___ Given entries

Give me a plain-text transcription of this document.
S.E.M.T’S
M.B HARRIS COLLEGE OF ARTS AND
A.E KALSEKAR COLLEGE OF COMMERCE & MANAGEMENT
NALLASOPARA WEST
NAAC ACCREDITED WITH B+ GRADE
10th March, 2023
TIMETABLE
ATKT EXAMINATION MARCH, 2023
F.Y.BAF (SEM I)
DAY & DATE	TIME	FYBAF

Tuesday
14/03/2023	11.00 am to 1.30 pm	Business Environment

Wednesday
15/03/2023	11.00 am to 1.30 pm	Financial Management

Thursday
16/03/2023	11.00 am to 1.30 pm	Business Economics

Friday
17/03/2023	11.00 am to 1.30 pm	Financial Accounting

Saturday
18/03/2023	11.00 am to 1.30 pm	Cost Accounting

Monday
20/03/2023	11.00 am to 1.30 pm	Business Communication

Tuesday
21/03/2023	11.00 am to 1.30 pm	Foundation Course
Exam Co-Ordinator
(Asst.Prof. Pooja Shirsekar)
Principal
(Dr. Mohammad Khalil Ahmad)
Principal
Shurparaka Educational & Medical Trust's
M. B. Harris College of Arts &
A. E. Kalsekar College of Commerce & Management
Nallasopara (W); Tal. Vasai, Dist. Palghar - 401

______

◆ Task to carry out
Retype all of the entries precisely as they are.

◆ Answer for this exercise
Give me a plain-text transcription of this document.
S.E.M.T’S
M.B HARRIS COLLEGE OF ARTS AND
A.E KALSEKAR COLLEGE OF COMMERCE & MANAGEMENT
NALLASOPARA WEST
NAAC ACCREDITED WITH B+ GRADE
10th March, 2023
TIMETABLE
ATKT EXAMINATION MARCH, 2023
F.Y.BAF (SEM I)
DAY & DATE	TIME	FYBAF

Tuesday
14/03/2023	11.00 am to 1.30 pm	Business Environment

Wednesday
15/03/2023	11.00 am to 1.30 pm	Financial Management

Thursday
16/03/2023	11.00 am to 1.30 pm	Business Economics

Friday
17/03/2023	11.00 am to 1.30 pm	Financial Accounting

Saturday
18/03/2023	11.00 am to 1.30 pm	Cost Accounting

Monday
20/03/2023	11.00 am to 1.30 pm	Business Communication

Tuesday
21/03/2023	11.00 am to 1.30 pm	Foundation Course
Exam Co-Ordinator
(Asst.Prof. Pooja Shirsekar)
Principal
(Dr. Mohammad Khalil Ahmad)
Principal
Shurparaka Educational & Medical Trust's
M. B. Harris College of Arts &
A. E. Kalsekar College of Commerce & Management
Nallasopara (W); Tal. Vasai, Dist. Palghar - 401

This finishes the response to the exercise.